__TASK TO COMPLETE__:
Do not copy the pictures; transcribe all other material exactly.

(Source data)
▼
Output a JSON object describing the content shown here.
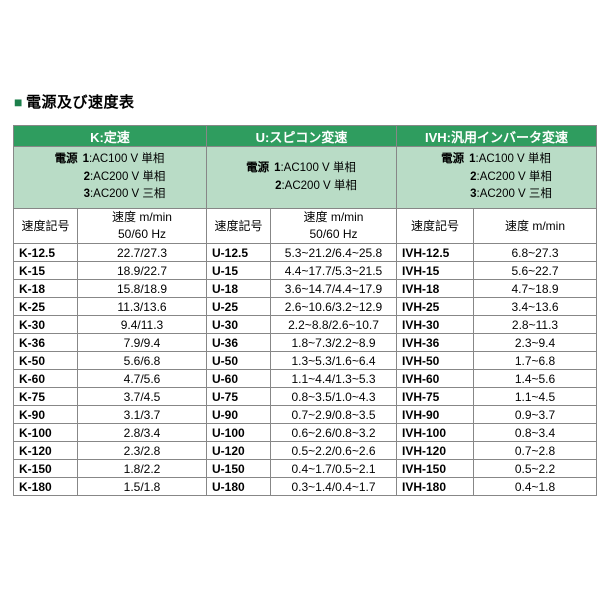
{
  "colors": {
    "header_green": "#2f9d5f",
    "subheader_green": "#b9dcc6",
    "border_gray": "#878787",
    "title_bullet_green": "#1c7f4b"
  },
  "page": {
    "bullet": "■",
    "title": "電源及び速度表"
  },
  "table": {
    "groups": [
      {
        "name": "K",
        "header": "K:定速",
        "power": {
          "label": "電源",
          "lines": [
            {
              "n": "1",
              "t": ":AC100 V 単相"
            },
            {
              "n": "2",
              "t": ":AC200 V 単相"
            },
            {
              "n": "3",
              "t": ":AC200 V 三相"
            }
          ]
        },
        "code_header": "速度記号",
        "speed_header_lines": [
          "速度 m/min",
          "50/60 Hz"
        ]
      },
      {
        "name": "U",
        "header": "U:スピコン変速",
        "power": {
          "label": "電源",
          "lines": [
            {
              "n": "1",
              "t": ":AC100 V 単相"
            },
            {
              "n": "2",
              "t": ":AC200 V 単相"
            }
          ]
        },
        "code_header": "速度記号",
        "speed_header_lines": [
          "速度 m/min",
          "50/60 Hz"
        ]
      },
      {
        "name": "IVH",
        "header": "IVH:汎用インバータ変速",
        "power": {
          "label": "電源",
          "lines": [
            {
              "n": "1",
              "t": ":AC100 V 単相"
            },
            {
              "n": "2",
              "t": ":AC200 V 単相"
            },
            {
              "n": "3",
              "t": ":AC200 V 三相"
            }
          ]
        },
        "code_header": "速度記号",
        "speed_header_lines": [
          "速度 m/min"
        ]
      }
    ],
    "rows": [
      {
        "k_code": "K-12.5",
        "k_value": "22.7/27.3",
        "u_code": "U-12.5",
        "u_value": "5.3~21.2/6.4~25.8",
        "ivh_code": "IVH-12.5",
        "ivh_value": "6.8~27.3"
      },
      {
        "k_code": "K-15",
        "k_value": "18.9/22.7",
        "u_code": "U-15",
        "u_value": "4.4~17.7/5.3~21.5",
        "ivh_code": "IVH-15",
        "ivh_value": "5.6~22.7"
      },
      {
        "k_code": "K-18",
        "k_value": "15.8/18.9",
        "u_code": "U-18",
        "u_value": "3.6~14.7/4.4~17.9",
        "ivh_code": "IVH-18",
        "ivh_value": "4.7~18.9"
      },
      {
        "k_code": "K-25",
        "k_value": "11.3/13.6",
        "u_code": "U-25",
        "u_value": "2.6~10.6/3.2~12.9",
        "ivh_code": "IVH-25",
        "ivh_value": "3.4~13.6"
      },
      {
        "k_code": "K-30",
        "k_value": "9.4/11.3",
        "u_code": "U-30",
        "u_value": "2.2~8.8/2.6~10.7",
        "ivh_code": "IVH-30",
        "ivh_value": "2.8~11.3"
      },
      {
        "k_code": "K-36",
        "k_value": "7.9/9.4",
        "u_code": "U-36",
        "u_value": "1.8~7.3/2.2~8.9",
        "ivh_code": "IVH-36",
        "ivh_value": "2.3~9.4"
      },
      {
        "k_code": "K-50",
        "k_value": "5.6/6.8",
        "u_code": "U-50",
        "u_value": "1.3~5.3/1.6~6.4",
        "ivh_code": "IVH-50",
        "ivh_value": "1.7~6.8"
      },
      {
        "k_code": "K-60",
        "k_value": "4.7/5.6",
        "u_code": "U-60",
        "u_value": "1.1~4.4/1.3~5.3",
        "ivh_code": "IVH-60",
        "ivh_value": "1.4~5.6"
      },
      {
        "k_code": "K-75",
        "k_value": "3.7/4.5",
        "u_code": "U-75",
        "u_value": "0.8~3.5/1.0~4.3",
        "ivh_code": "IVH-75",
        "ivh_value": "1.1~4.5"
      },
      {
        "k_code": "K-90",
        "k_value": "3.1/3.7",
        "u_code": "U-90",
        "u_value": "0.7~2.9/0.8~3.5",
        "ivh_code": "IVH-90",
        "ivh_value": "0.9~3.7"
      },
      {
        "k_code": "K-100",
        "k_value": "2.8/3.4",
        "u_code": "U-100",
        "u_value": "0.6~2.6/0.8~3.2",
        "ivh_code": "IVH-100",
        "ivh_value": "0.8~3.4"
      },
      {
        "k_code": "K-120",
        "k_value": "2.3/2.8",
        "u_code": "U-120",
        "u_value": "0.5~2.2/0.6~2.6",
        "ivh_code": "IVH-120",
        "ivh_value": "0.7~2.8"
      },
      {
        "k_code": "K-150",
        "k_value": "1.8/2.2",
        "u_code": "U-150",
        "u_value": "0.4~1.7/0.5~2.1",
        "ivh_code": "IVH-150",
        "ivh_value": "0.5~2.2"
      },
      {
        "k_code": "K-180",
        "k_value": "1.5/1.8",
        "u_code": "U-180",
        "u_value": "0.3~1.4/0.4~1.7",
        "ivh_code": "IVH-180",
        "ivh_value": "0.4~1.8"
      }
    ]
  }
}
▲
__RESULT BELOW__:
Output a JSON object describing the content shown here.
{
  "colors": {
    "header_green": "#2f9d5f",
    "subheader_green": "#b9dcc6",
    "border_gray": "#878787",
    "title_bullet_green": "#1c7f4b"
  },
  "page": {
    "bullet": "■",
    "title": "電源及び速度表"
  },
  "table": {
    "groups": [
      {
        "name": "K",
        "header": "K:定速",
        "power": {
          "label": "電源",
          "lines": [
            {
              "n": "1",
              "t": ":AC100 V 単相"
            },
            {
              "n": "2",
              "t": ":AC200 V 単相"
            },
            {
              "n": "3",
              "t": ":AC200 V 三相"
            }
          ]
        },
        "code_header": "速度記号",
        "speed_header_lines": [
          "速度 m/min",
          "50/60 Hz"
        ]
      },
      {
        "name": "U",
        "header": "U:スピコン変速",
        "power": {
          "label": "電源",
          "lines": [
            {
              "n": "1",
              "t": ":AC100 V 単相"
            },
            {
              "n": "2",
              "t": ":AC200 V 単相"
            }
          ]
        },
        "code_header": "速度記号",
        "speed_header_lines": [
          "速度 m/min",
          "50/60 Hz"
        ]
      },
      {
        "name": "IVH",
        "header": "IVH:汎用インバータ変速",
        "power": {
          "label": "電源",
          "lines": [
            {
              "n": "1",
              "t": ":AC100 V 単相"
            },
            {
              "n": "2",
              "t": ":AC200 V 単相"
            },
            {
              "n": "3",
              "t": ":AC200 V 三相"
            }
          ]
        },
        "code_header": "速度記号",
        "speed_header_lines": [
          "速度 m/min"
        ]
      }
    ],
    "rows": [
      {
        "k_code": "K-12.5",
        "k_value": "22.7/27.3",
        "u_code": "U-12.5",
        "u_value": "5.3~21.2/6.4~25.8",
        "ivh_code": "IVH-12.5",
        "ivh_value": "6.8~27.3"
      },
      {
        "k_code": "K-15",
        "k_value": "18.9/22.7",
        "u_code": "U-15",
        "u_value": "4.4~17.7/5.3~21.5",
        "ivh_code": "IVH-15",
        "ivh_value": "5.6~22.7"
      },
      {
        "k_code": "K-18",
        "k_value": "15.8/18.9",
        "u_code": "U-18",
        "u_value": "3.6~14.7/4.4~17.9",
        "ivh_code": "IVH-18",
        "ivh_value": "4.7~18.9"
      },
      {
        "k_code": "K-25",
        "k_value": "11.3/13.6",
        "u_code": "U-25",
        "u_value": "2.6~10.6/3.2~12.9",
        "ivh_code": "IVH-25",
        "ivh_value": "3.4~13.6"
      },
      {
        "k_code": "K-30",
        "k_value": "9.4/11.3",
        "u_code": "U-30",
        "u_value": "2.2~8.8/2.6~10.7",
        "ivh_code": "IVH-30",
        "ivh_value": "2.8~11.3"
      },
      {
        "k_code": "K-36",
        "k_value": "7.9/9.4",
        "u_code": "U-36",
        "u_value": "1.8~7.3/2.2~8.9",
        "ivh_code": "IVH-36",
        "ivh_value": "2.3~9.4"
      },
      {
        "k_code": "K-50",
        "k_value": "5.6/6.8",
        "u_code": "U-50",
        "u_value": "1.3~5.3/1.6~6.4",
        "ivh_code": "IVH-50",
        "ivh_value": "1.7~6.8"
      },
      {
        "k_code": "K-60",
        "k_value": "4.7/5.6",
        "u_code": "U-60",
        "u_value": "1.1~4.4/1.3~5.3",
        "ivh_code": "IVH-60",
        "ivh_value": "1.4~5.6"
      },
      {
        "k_code": "K-75",
        "k_value": "3.7/4.5",
        "u_code": "U-75",
        "u_value": "0.8~3.5/1.0~4.3",
        "ivh_code": "IVH-75",
        "ivh_value": "1.1~4.5"
      },
      {
        "k_code": "K-90",
        "k_value": "3.1/3.7",
        "u_code": "U-90",
        "u_value": "0.7~2.9/0.8~3.5",
        "ivh_code": "IVH-90",
        "ivh_value": "0.9~3.7"
      },
      {
        "k_code": "K-100",
        "k_value": "2.8/3.4",
        "u_code": "U-100",
        "u_value": "0.6~2.6/0.8~3.2",
        "ivh_code": "IVH-100",
        "ivh_value": "0.8~3.4"
      },
      {
        "k_code": "K-120",
        "k_value": "2.3/2.8",
        "u_code": "U-120",
        "u_value": "0.5~2.2/0.6~2.6",
        "ivh_code": "IVH-120",
        "ivh_value": "0.7~2.8"
      },
      {
        "k_code": "K-150",
        "k_value": "1.8/2.2",
        "u_code": "U-150",
        "u_value": "0.4~1.7/0.5~2.1",
        "ivh_code": "IVH-150",
        "ivh_value": "0.5~2.2"
      },
      {
        "k_code": "K-180",
        "k_value": "1.5/1.8",
        "u_code": "U-180",
        "u_value": "0.3~1.4/0.4~1.7",
        "ivh_code": "IVH-180",
        "ivh_value": "0.4~1.8"
      }
    ]
  }
}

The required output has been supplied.